→ **TO BE DONE**: Print the entries below in their entirety, exactly as they are written.

→ **INPUT DATA**:
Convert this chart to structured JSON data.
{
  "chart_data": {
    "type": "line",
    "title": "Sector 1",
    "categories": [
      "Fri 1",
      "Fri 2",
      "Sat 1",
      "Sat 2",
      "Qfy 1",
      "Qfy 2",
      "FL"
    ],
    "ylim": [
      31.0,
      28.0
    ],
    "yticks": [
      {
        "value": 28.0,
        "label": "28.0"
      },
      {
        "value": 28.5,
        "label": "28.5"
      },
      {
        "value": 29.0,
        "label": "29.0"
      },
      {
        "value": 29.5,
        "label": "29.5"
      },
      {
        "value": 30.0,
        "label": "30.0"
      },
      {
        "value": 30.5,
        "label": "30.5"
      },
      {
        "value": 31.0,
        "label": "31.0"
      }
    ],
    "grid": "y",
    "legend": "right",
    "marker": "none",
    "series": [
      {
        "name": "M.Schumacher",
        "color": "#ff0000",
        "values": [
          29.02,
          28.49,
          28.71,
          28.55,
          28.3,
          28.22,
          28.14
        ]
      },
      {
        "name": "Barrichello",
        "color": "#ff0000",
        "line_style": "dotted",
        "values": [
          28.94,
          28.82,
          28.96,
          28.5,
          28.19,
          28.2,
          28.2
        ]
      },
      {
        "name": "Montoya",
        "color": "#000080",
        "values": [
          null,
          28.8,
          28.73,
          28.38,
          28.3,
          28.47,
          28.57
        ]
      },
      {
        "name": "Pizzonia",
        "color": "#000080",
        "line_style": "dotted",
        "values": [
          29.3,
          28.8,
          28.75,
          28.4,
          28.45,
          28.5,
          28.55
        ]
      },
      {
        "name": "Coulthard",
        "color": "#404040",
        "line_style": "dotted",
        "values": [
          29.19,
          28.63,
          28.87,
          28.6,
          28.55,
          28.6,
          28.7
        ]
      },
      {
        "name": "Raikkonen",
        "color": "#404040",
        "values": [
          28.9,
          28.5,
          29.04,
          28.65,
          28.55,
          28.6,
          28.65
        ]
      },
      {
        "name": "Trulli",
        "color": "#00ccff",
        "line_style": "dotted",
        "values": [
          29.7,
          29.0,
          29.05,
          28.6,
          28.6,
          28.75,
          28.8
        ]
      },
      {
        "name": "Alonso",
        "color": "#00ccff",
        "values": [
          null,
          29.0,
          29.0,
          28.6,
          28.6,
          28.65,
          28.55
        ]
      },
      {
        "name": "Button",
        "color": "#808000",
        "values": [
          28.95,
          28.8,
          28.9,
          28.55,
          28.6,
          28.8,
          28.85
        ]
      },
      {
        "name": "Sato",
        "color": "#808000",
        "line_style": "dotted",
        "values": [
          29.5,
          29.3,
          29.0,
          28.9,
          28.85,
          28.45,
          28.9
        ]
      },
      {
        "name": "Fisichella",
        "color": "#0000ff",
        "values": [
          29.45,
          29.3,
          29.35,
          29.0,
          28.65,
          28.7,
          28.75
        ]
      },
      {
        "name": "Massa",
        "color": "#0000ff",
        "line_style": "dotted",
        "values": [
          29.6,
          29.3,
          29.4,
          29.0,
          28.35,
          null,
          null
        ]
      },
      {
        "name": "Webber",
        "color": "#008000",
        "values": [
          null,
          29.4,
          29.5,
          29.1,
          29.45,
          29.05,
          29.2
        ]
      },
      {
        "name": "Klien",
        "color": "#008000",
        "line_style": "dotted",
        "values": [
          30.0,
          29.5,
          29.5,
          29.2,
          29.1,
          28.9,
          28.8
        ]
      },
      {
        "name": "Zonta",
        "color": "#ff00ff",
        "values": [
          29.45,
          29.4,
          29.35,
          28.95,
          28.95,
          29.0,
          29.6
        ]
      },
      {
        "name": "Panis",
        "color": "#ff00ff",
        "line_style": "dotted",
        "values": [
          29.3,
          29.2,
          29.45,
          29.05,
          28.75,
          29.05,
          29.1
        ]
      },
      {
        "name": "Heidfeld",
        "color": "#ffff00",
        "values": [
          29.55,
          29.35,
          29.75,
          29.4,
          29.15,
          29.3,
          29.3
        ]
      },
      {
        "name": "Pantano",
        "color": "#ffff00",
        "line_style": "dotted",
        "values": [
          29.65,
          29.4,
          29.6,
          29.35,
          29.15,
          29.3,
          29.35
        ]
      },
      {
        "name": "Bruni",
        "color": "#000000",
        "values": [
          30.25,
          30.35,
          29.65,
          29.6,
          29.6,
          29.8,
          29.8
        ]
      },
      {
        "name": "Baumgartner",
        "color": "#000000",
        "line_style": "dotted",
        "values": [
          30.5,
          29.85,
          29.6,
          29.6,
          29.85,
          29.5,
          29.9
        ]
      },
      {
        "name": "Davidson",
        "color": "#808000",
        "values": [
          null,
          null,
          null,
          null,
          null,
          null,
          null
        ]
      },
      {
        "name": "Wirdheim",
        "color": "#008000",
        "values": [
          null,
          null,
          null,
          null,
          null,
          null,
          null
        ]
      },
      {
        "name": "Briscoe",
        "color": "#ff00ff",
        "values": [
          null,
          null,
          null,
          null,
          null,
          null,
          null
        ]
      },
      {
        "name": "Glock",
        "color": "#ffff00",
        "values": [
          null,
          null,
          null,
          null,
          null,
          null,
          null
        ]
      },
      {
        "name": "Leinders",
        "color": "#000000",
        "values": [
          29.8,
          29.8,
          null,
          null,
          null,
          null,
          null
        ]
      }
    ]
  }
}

→ **FINISHED ANSWER**:
Convert this chart to structured JSON data.
{
  "chart_data": {
    "type": "line",
    "title": "Sector 1",
    "categories": [
      "Fri 1",
      "Fri 2",
      "Sat 1",
      "Sat 2",
      "Qfy 1",
      "Qfy 2",
      "FL"
    ],
    "ylim": [
      31.0,
      28.0
    ],
    "yticks": [
      {
        "value": 28.0,
        "label": "28.0"
      },
      {
        "value": 28.5,
        "label": "28.5"
      },
      {
        "value": 29.0,
        "label": "29.0"
      },
      {
        "value": 29.5,
        "label": "29.5"
      },
      {
        "value": 30.0,
        "label": "30.0"
      },
      {
        "value": 30.5,
        "label": "30.5"
      },
      {
        "value": 31.0,
        "label": "31.0"
      }
    ],
    "grid": "y",
    "legend": "right",
    "marker": "none",
    "series": [
      {
        "name": "M.Schumacher",
        "color": "#ff0000",
        "values": [
          29.02,
          28.49,
          28.71,
          28.55,
          28.3,
          28.22,
          28.14
        ]
      },
      {
        "name": "Barrichello",
        "color": "#ff0000",
        "line_style": "dotted",
        "values": [
          28.94,
          28.82,
          28.96,
          28.5,
          28.19,
          28.2,
          28.2
        ]
      },
      {
        "name": "Montoya",
        "color": "#000080",
        "values": [
          null,
          28.8,
          28.73,
          28.38,
          28.3,
          28.47,
          28.57
        ]
      },
      {
        "name": "Pizzonia",
        "color": "#000080",
        "line_style": "dotted",
        "values": [
          29.3,
          28.8,
          28.75,
          28.4,
          28.45,
          28.5,
          28.55
        ]
      },
      {
        "name": "Coulthard",
        "color": "#404040",
        "line_style": "dotted",
        "values": [
          29.19,
          28.63,
          28.87,
          28.6,
          28.55,
          28.6,
          28.7
        ]
      },
      {
        "name": "Raikkonen",
        "color": "#404040",
        "values": [
          28.9,
          28.5,
          29.04,
          28.65,
          28.55,
          28.6,
          28.65
        ]
      },
      {
        "name": "Trulli",
        "color": "#00ccff",
        "line_style": "dotted",
        "values": [
          29.7,
          29.0,
          29.05,
          28.6,
          28.6,
          28.75,
          28.8
        ]
      },
      {
        "name": "Alonso",
        "color": "#00ccff",
        "values": [
          null,
          29.0,
          29.0,
          28.6,
          28.6,
          28.65,
          28.55
        ]
      },
      {
        "name": "Button",
        "color": "#808000",
        "values": [
          28.95,
          28.8,
          28.9,
          28.55,
          28.6,
          28.8,
          28.85
        ]
      },
      {
        "name": "Sato",
        "color": "#808000",
        "line_style": "dotted",
        "values": [
          29.5,
          29.3,
          29.0,
          28.9,
          28.85,
          28.45,
          28.9
        ]
      },
      {
        "name": "Fisichella",
        "color": "#0000ff",
        "values": [
          29.45,
          29.3,
          29.35,
          29.0,
          28.65,
          28.7,
          28.75
        ]
      },
      {
        "name": "Massa",
        "color": "#0000ff",
        "line_style": "dotted",
        "values": [
          29.6,
          29.3,
          29.4,
          29.0,
          28.35,
          null,
          null
        ]
      },
      {
        "name": "Webber",
        "color": "#008000",
        "values": [
          null,
          29.4,
          29.5,
          29.1,
          29.45,
          29.05,
          29.2
        ]
      },
      {
        "name": "Klien",
        "color": "#008000",
        "line_style": "dotted",
        "values": [
          30.0,
          29.5,
          29.5,
          29.2,
          29.1,
          28.9,
          28.8
        ]
      },
      {
        "name": "Zonta",
        "color": "#ff00ff",
        "values": [
          29.45,
          29.4,
          29.35,
          28.95,
          28.95,
          29.0,
          29.6
        ]
      },
      {
        "name": "Panis",
        "color": "#ff00ff",
        "line_style": "dotted",
        "values": [
          29.3,
          29.2,
          29.45,
          29.05,
          28.75,
          29.05,
          29.1
        ]
      },
      {
        "name": "Heidfeld",
        "color": "#ffff00",
        "values": [
          29.55,
          29.35,
          29.75,
          29.4,
          29.15,
          29.3,
          29.3
        ]
      },
      {
        "name": "Pantano",
        "color": "#ffff00",
        "line_style": "dotted",
        "values": [
          29.65,
          29.4,
          29.6,
          29.35,
          29.15,
          29.3,
          29.35
        ]
      },
      {
        "name": "Bruni",
        "color": "#000000",
        "values": [
          30.25,
          30.35,
          29.65,
          29.6,
          29.6,
          29.8,
          29.8
        ]
      },
      {
        "name": "Baumgartner",
        "color": "#000000",
        "line_style": "dotted",
        "values": [
          30.5,
          29.85,
          29.6,
          29.6,
          29.85,
          29.5,
          29.9
        ]
      },
      {
        "name": "Davidson",
        "color": "#808000",
        "values": [
          null,
          null,
          null,
          null,
          null,
          null,
          null
        ]
      },
      {
        "name": "Wirdheim",
        "color": "#008000",
        "values": [
          null,
          null,
          null,
          null,
          null,
          null,
          null
        ]
      },
      {
        "name": "Briscoe",
        "color": "#ff00ff",
        "values": [
          null,
          null,
          null,
          null,
          null,
          null,
          null
        ]
      },
      {
        "name": "Glock",
        "color": "#ffff00",
        "values": [
          null,
          null,
          null,
          null,
          null,
          null,
          null
        ]
      },
      {
        "name": "Leinders",
        "color": "#000000",
        "values": [
          29.8,
          29.8,
          null,
          null,
          null,
          null,
          null
        ]
      }
    ]
  }
}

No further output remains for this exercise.